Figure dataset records
+---+

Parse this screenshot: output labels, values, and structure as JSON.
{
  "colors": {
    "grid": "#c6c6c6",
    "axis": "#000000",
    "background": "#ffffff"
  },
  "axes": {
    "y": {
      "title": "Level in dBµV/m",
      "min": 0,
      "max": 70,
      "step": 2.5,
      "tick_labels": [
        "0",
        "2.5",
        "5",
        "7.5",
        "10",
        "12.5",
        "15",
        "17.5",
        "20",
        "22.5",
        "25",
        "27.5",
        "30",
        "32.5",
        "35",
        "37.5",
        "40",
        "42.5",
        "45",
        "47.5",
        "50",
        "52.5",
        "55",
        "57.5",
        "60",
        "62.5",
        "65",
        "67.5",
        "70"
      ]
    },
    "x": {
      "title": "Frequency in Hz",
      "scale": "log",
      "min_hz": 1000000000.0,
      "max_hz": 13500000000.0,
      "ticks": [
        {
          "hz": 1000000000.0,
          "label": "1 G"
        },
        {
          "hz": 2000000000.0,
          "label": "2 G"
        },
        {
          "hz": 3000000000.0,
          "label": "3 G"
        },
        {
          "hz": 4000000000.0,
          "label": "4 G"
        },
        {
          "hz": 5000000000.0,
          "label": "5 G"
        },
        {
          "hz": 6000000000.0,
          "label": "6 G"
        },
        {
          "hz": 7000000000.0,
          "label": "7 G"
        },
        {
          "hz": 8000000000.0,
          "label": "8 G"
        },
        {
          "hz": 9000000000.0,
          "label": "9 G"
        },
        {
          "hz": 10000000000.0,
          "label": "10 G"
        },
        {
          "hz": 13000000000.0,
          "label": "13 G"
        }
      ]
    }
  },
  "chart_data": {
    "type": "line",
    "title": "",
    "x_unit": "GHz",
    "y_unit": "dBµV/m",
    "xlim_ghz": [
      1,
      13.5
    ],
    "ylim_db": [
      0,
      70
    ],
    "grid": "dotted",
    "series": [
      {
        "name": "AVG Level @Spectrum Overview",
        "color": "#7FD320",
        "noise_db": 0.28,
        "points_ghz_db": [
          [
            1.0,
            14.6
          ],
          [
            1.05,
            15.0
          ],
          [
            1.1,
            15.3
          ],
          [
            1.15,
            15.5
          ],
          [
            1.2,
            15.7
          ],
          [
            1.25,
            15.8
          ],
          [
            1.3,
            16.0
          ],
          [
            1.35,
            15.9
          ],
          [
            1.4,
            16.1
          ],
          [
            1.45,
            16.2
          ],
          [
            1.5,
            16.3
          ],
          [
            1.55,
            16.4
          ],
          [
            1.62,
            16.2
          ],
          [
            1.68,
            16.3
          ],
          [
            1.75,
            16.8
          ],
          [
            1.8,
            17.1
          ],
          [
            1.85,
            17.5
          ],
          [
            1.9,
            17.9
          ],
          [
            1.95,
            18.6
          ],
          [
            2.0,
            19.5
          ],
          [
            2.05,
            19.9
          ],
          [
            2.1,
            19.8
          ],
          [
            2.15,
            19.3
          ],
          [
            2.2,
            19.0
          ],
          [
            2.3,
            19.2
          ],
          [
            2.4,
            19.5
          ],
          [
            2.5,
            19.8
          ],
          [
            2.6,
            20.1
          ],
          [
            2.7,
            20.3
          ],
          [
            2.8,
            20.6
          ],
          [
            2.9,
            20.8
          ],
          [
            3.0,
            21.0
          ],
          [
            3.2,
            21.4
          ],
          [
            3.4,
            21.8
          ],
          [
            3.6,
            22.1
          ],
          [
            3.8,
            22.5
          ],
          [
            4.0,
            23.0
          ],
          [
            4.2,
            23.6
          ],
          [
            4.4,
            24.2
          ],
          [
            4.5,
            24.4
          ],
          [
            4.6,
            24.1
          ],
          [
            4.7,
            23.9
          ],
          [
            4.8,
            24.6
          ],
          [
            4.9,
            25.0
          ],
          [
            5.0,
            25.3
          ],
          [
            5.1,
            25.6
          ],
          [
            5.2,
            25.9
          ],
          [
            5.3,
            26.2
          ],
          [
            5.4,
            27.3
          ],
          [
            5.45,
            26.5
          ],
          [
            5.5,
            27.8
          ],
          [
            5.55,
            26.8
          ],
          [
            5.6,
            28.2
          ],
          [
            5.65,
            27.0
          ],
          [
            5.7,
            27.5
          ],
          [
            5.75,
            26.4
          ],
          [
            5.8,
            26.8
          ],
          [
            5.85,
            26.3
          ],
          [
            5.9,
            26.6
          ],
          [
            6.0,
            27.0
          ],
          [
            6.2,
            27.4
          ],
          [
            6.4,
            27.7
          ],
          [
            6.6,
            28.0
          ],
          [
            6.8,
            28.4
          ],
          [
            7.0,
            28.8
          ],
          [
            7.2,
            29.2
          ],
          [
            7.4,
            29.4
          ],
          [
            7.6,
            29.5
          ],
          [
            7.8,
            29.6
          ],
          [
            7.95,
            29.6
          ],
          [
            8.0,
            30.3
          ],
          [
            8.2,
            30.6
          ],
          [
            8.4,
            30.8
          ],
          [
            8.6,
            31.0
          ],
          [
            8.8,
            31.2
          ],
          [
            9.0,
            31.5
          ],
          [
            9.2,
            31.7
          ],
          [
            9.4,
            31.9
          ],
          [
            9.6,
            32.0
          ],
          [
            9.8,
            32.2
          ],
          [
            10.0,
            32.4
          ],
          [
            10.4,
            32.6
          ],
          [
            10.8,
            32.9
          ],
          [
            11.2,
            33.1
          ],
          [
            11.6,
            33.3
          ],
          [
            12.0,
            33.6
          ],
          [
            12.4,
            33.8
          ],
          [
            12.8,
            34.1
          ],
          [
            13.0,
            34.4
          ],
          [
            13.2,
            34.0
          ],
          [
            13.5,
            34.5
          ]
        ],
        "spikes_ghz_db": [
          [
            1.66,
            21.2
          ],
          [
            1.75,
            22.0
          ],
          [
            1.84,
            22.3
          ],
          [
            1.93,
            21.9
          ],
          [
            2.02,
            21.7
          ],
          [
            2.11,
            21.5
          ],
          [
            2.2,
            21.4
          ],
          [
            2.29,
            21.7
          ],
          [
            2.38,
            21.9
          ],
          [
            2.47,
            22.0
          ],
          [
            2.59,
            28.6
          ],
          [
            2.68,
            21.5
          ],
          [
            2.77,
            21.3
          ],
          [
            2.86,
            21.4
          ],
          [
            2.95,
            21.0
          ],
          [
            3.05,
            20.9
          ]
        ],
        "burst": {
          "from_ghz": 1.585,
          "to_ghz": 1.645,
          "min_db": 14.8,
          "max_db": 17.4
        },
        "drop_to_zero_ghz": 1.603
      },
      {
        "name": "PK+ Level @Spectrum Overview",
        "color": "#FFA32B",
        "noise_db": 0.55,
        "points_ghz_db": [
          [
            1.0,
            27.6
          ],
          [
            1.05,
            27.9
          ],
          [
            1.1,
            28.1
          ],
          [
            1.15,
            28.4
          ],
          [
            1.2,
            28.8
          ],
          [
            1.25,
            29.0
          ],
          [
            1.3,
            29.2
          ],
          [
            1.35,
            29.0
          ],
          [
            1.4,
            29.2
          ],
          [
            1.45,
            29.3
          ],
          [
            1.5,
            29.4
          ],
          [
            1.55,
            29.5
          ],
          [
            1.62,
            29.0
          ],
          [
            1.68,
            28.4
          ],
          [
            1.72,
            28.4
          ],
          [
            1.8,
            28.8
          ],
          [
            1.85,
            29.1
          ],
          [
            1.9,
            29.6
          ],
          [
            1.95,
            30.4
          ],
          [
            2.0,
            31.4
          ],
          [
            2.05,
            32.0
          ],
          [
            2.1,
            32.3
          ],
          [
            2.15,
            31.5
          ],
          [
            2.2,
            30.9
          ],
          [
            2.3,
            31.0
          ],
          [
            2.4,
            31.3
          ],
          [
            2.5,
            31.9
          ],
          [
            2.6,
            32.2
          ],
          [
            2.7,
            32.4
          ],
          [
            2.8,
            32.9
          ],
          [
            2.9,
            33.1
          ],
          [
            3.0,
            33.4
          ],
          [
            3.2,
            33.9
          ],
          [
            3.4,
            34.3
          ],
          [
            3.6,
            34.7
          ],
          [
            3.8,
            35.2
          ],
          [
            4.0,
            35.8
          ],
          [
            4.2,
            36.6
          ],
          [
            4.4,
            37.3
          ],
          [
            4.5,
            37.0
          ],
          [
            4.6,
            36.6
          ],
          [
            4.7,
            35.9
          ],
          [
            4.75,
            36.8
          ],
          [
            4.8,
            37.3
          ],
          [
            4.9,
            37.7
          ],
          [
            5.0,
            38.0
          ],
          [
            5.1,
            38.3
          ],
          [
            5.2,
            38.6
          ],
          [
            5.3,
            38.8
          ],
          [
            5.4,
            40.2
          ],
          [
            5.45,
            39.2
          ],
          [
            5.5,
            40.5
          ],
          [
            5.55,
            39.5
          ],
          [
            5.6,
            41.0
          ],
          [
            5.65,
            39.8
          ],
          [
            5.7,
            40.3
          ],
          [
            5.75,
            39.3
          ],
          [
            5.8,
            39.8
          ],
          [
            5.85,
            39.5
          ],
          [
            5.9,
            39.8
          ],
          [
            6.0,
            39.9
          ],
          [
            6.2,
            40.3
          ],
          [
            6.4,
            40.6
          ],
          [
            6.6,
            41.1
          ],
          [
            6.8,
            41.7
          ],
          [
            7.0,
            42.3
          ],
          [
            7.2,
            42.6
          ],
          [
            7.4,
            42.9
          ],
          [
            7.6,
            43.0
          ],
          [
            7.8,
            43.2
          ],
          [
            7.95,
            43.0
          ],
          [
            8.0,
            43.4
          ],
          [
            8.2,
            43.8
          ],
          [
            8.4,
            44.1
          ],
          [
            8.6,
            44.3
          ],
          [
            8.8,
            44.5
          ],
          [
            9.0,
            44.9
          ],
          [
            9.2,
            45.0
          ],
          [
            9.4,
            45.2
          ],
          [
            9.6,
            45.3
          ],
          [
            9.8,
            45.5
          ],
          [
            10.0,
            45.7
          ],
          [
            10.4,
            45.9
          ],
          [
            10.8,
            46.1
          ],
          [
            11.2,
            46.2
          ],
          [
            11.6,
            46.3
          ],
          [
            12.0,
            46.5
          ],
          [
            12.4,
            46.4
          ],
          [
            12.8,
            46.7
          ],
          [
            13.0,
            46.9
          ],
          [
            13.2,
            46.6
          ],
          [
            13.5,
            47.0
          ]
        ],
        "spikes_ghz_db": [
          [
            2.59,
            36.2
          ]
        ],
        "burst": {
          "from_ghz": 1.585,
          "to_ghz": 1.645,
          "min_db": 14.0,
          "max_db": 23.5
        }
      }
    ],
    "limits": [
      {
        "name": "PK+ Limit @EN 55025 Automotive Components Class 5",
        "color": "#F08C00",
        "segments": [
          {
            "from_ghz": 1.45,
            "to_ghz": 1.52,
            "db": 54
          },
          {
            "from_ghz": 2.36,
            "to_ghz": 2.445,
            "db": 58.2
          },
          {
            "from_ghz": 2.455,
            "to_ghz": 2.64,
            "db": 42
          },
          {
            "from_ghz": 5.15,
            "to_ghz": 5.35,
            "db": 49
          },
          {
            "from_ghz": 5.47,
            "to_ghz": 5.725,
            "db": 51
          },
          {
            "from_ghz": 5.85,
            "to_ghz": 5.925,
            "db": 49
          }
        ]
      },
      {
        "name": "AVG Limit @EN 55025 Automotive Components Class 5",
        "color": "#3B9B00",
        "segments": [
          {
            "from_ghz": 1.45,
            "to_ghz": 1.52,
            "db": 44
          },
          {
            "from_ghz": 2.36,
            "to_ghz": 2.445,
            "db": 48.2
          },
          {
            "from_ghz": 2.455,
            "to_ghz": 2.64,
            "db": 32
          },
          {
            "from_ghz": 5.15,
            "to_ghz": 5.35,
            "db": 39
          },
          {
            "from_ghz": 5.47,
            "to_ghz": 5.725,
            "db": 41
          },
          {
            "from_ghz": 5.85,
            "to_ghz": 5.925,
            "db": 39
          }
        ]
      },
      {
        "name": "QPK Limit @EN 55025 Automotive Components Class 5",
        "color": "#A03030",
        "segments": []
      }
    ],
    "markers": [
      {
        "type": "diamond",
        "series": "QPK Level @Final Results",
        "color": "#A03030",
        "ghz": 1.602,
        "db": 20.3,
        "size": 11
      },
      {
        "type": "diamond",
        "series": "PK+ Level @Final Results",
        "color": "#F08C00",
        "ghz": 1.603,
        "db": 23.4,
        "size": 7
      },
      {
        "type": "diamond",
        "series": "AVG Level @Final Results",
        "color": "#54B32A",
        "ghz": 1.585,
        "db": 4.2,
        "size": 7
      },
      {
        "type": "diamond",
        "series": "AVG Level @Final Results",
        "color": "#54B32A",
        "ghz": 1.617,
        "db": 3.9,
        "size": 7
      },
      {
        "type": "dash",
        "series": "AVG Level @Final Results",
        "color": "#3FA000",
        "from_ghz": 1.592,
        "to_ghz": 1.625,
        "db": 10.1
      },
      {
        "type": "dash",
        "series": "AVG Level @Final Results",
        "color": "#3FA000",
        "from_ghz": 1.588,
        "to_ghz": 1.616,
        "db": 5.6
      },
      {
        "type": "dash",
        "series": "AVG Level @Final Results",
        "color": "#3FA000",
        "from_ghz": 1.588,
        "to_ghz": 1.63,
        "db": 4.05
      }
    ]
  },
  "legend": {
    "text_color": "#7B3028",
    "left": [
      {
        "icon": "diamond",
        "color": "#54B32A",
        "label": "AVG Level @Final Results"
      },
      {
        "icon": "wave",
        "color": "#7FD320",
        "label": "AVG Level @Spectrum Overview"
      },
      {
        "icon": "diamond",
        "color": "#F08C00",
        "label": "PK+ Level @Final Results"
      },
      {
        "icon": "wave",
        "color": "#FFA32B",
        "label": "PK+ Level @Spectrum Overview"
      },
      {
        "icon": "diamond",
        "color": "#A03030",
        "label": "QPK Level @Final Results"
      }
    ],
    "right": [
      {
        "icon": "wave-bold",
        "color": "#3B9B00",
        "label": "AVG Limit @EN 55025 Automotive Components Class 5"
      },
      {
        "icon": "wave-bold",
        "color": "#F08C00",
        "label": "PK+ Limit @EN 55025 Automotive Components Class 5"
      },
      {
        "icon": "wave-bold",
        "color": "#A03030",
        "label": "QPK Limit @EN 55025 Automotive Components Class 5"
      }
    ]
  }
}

+---+

** EXERCISE DESCRIPTION **
Scan the records for the string "name". Copy each line in which it appears.

** REPLY TO THE EXERCISE **
        "name": "AVG Level @Spectrum Overview",
        "name": "PK+ Level @Spectrum Overview",
        "name": "PK+ Limit @EN 55025 Automotive Components Class 5",
        "name": "AVG Limit @EN 55025 Automotive Components Class 5",
        "name": "QPK Limit @EN 55025 Automotive Components Class 5",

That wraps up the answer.